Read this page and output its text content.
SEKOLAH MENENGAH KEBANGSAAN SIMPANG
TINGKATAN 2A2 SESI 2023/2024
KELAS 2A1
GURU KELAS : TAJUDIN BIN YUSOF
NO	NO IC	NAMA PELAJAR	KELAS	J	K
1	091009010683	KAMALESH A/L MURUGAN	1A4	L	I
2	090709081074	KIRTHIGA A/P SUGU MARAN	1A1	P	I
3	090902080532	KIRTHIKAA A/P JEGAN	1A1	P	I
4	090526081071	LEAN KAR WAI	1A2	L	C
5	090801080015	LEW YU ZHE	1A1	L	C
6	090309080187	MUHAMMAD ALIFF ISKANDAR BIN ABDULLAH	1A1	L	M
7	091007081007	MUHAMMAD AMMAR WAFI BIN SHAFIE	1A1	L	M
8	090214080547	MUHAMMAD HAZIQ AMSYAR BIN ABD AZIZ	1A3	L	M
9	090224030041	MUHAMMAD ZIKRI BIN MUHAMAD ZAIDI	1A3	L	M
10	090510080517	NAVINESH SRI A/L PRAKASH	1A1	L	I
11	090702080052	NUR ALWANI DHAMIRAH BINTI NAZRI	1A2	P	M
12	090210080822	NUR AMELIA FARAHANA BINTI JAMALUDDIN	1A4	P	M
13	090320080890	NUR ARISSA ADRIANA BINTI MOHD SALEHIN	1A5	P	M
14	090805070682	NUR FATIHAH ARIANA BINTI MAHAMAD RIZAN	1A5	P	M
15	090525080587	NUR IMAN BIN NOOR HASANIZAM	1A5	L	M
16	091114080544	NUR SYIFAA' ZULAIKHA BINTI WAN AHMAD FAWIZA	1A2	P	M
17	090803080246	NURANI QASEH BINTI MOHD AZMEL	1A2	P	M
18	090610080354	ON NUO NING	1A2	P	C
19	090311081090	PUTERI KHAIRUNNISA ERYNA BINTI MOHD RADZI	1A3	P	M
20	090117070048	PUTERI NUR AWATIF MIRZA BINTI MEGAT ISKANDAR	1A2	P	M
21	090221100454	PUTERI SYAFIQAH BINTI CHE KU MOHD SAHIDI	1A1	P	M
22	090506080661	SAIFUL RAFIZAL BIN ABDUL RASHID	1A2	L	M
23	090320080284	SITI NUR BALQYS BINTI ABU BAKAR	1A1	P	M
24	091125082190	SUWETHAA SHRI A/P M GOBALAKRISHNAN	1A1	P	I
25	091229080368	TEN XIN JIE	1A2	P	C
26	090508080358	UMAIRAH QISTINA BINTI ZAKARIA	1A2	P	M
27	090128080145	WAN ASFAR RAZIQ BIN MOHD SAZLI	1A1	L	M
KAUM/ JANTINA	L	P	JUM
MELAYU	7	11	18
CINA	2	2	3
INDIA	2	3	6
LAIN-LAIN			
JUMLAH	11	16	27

--*--

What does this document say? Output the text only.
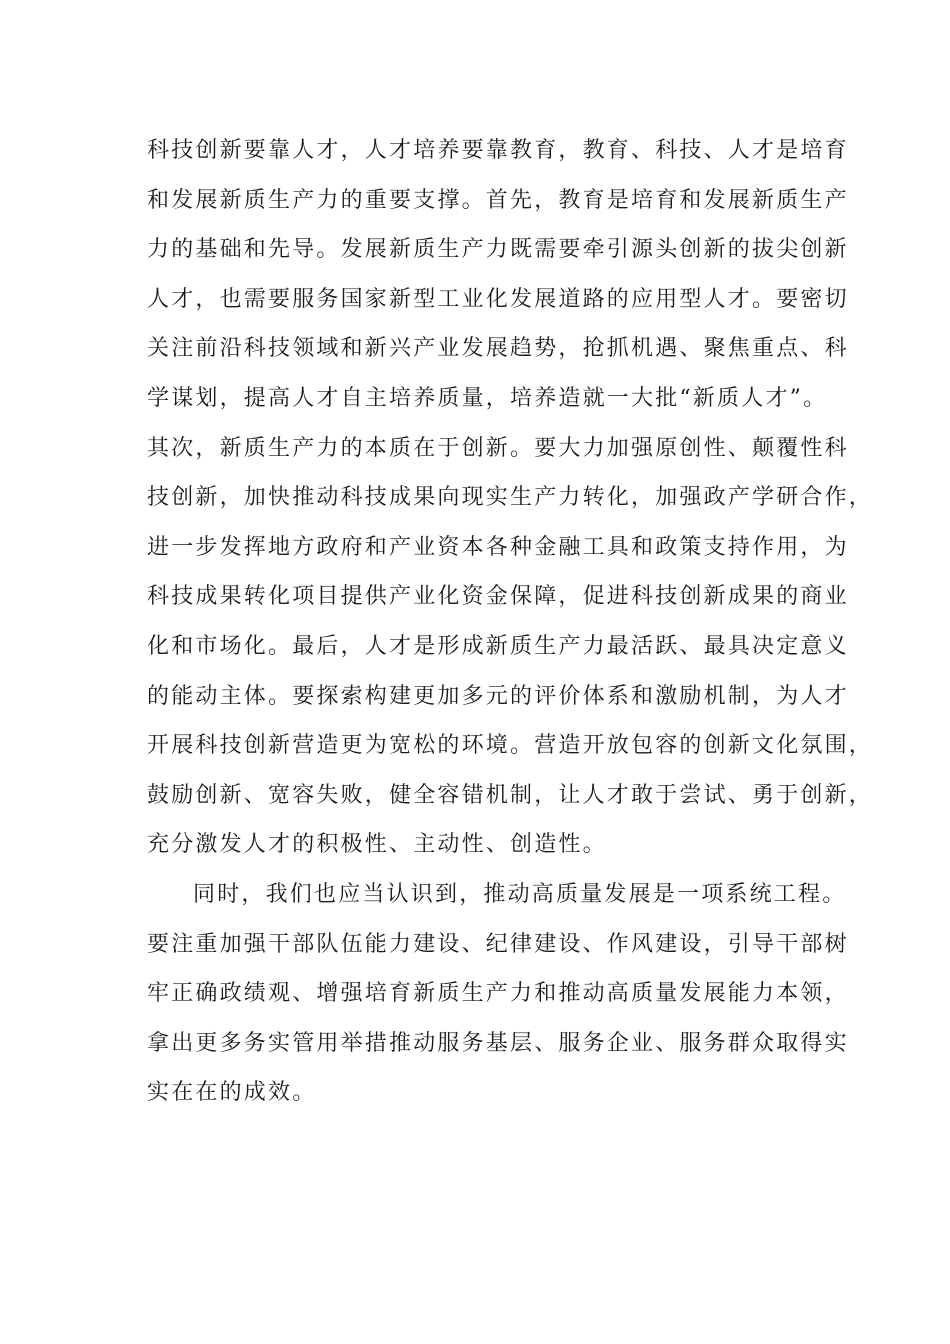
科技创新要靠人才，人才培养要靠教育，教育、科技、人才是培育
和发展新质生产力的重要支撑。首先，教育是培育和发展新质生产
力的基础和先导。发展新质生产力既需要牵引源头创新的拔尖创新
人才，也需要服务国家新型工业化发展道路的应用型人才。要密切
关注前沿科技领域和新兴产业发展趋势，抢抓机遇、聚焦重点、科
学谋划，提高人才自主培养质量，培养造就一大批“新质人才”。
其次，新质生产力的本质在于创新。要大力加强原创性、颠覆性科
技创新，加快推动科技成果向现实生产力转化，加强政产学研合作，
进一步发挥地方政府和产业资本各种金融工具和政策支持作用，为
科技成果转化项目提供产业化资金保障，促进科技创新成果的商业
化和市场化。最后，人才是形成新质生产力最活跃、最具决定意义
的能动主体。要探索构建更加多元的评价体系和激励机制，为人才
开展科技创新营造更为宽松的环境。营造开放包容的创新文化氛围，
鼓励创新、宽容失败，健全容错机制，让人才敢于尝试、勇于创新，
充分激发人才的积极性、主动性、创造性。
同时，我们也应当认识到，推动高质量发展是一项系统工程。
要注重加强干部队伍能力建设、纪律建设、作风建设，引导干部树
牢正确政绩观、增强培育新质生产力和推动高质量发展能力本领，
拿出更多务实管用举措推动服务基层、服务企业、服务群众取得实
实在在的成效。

--*--

Given exercise >> Pick out the lines containing the string "MUHAMMAD".

Solution to this exercise >>
6	090309080187	MUHAMMAD ALIFF ISKANDAR BIN ABDULLAH	1A1	L	M
7	091007081007	MUHAMMAD AMMAR WAFI BIN SHAFIE	1A1	L	M
8	090214080547	MUHAMMAD HAZIQ AMSYAR BIN ABD AZIZ	1A3	L	M
9	090224030041	MUHAMMAD ZIKRI BIN MUHAMAD ZAIDI	1A3	L	M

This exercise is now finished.